#### What the exercise asks
Filter the records below and copy every line containing the word "fiat".

#### Given records
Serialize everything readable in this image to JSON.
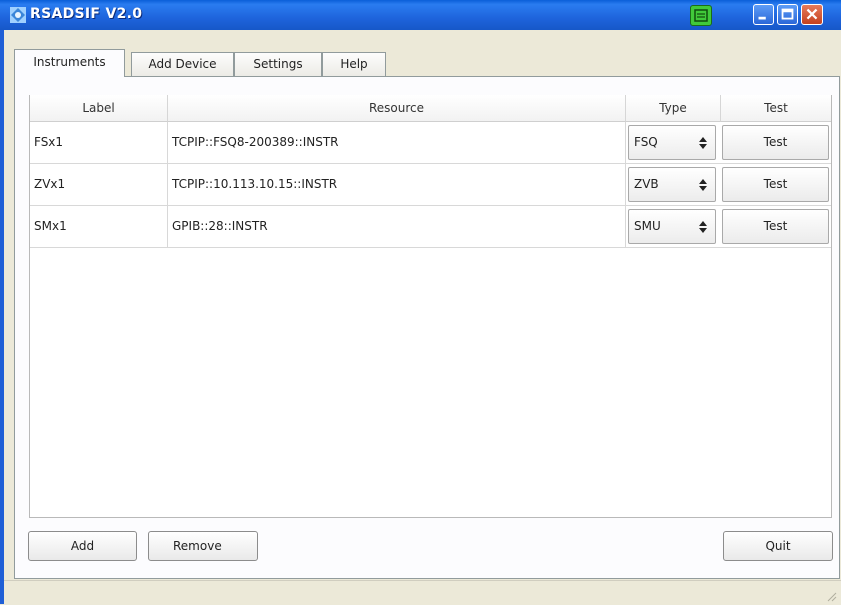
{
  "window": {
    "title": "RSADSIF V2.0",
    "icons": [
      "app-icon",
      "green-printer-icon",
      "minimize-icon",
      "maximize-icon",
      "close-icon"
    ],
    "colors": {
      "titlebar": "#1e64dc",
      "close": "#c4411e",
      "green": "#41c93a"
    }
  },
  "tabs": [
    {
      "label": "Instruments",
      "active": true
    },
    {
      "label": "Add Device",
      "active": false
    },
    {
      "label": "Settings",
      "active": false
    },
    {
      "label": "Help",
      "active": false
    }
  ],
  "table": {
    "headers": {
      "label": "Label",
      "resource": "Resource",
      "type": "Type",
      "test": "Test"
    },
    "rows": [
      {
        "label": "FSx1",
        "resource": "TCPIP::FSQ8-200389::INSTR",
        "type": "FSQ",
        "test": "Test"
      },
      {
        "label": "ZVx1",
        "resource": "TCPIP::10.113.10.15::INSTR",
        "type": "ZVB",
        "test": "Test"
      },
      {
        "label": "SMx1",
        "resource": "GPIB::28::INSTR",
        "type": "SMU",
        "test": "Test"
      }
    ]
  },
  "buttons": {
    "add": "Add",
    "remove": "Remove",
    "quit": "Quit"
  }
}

--

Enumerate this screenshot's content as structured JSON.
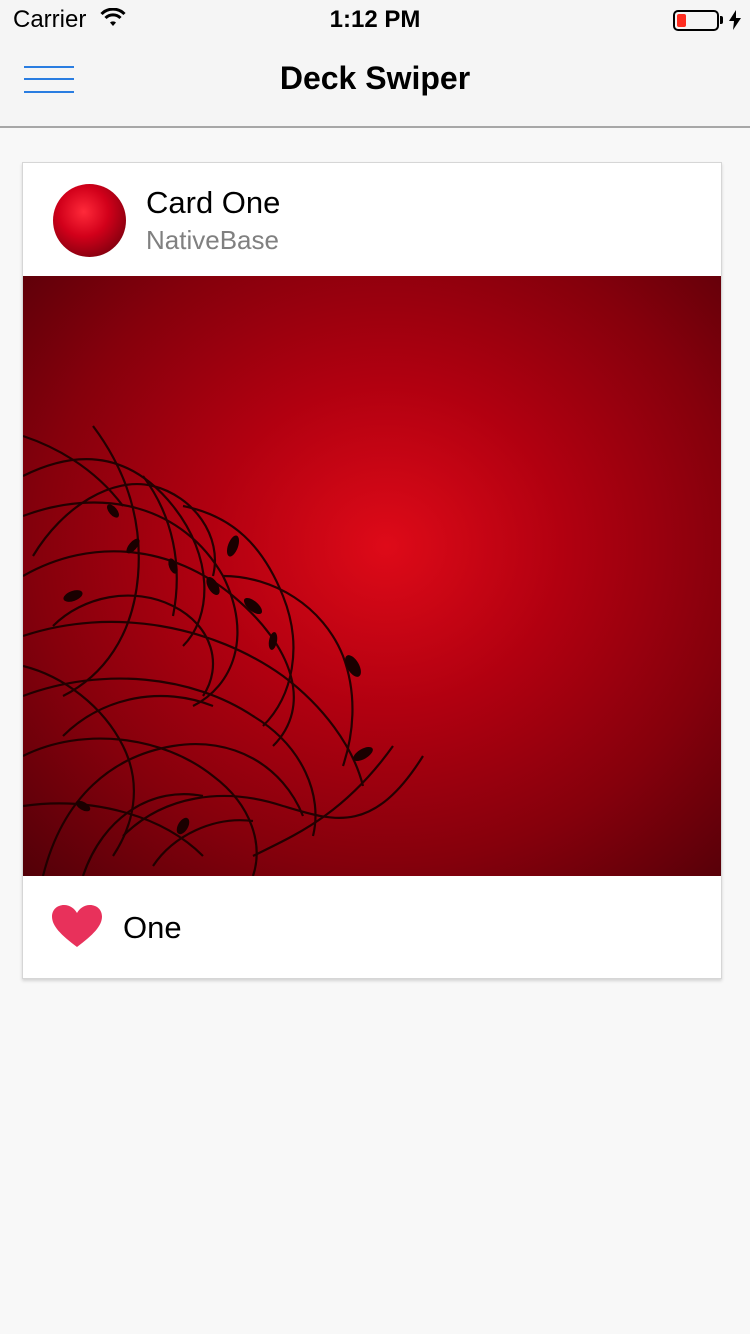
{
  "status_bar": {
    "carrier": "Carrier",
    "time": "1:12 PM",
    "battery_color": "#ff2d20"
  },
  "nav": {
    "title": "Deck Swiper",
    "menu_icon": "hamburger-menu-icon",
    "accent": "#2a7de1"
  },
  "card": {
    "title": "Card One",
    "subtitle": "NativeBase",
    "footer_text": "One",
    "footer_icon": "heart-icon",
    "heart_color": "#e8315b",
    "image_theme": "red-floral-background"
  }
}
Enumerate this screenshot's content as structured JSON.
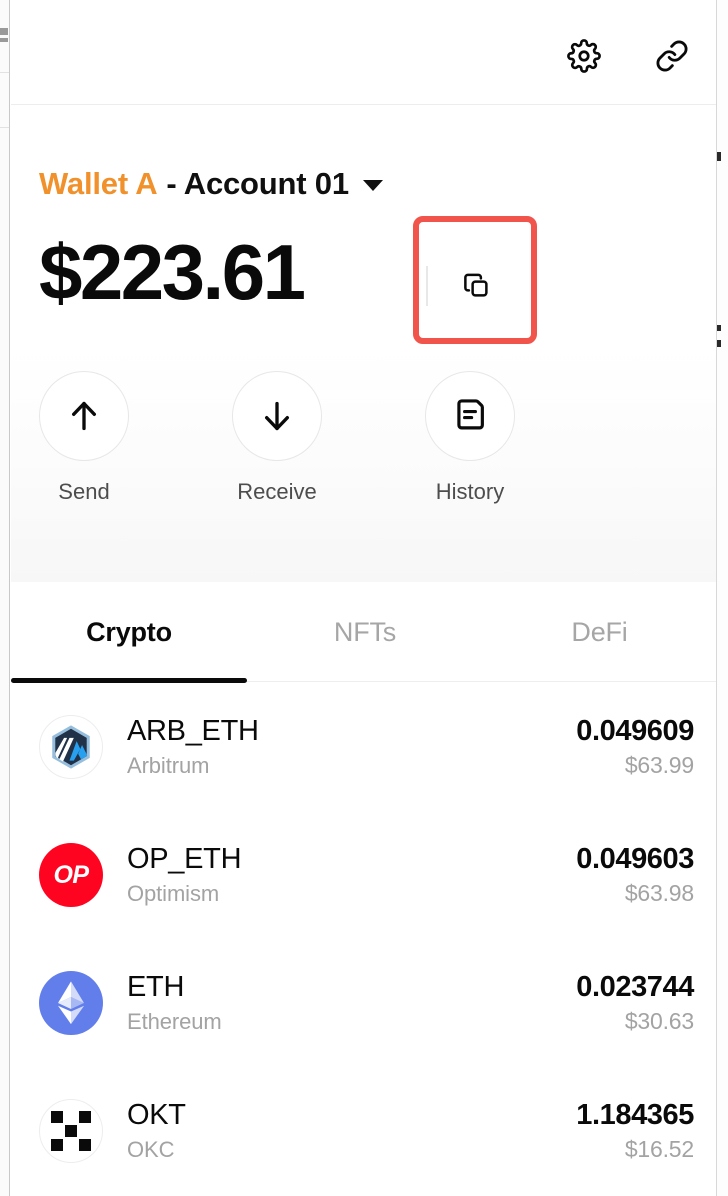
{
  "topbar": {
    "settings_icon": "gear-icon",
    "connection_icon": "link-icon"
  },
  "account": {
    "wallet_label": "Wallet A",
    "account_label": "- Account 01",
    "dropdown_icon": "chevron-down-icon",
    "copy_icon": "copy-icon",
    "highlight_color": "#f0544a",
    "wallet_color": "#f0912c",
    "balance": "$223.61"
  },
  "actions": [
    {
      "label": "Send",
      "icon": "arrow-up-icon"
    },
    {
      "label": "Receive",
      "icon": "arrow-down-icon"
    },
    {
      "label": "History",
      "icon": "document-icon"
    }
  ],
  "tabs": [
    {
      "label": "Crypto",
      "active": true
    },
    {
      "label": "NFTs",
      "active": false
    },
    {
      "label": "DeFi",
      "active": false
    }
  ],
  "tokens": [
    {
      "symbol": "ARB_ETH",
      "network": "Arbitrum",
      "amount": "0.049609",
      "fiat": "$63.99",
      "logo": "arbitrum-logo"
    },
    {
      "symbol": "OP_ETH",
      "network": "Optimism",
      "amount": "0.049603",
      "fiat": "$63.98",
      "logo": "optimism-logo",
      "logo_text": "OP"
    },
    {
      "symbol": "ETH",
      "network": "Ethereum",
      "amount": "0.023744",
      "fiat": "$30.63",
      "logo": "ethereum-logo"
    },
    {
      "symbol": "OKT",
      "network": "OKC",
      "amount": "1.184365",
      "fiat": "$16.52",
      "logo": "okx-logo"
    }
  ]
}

#### Right answer
      "fiat": "$63.99",
      "fiat": "$63.98",
      "fiat": "$30.63",
      "fiat": "$16.52",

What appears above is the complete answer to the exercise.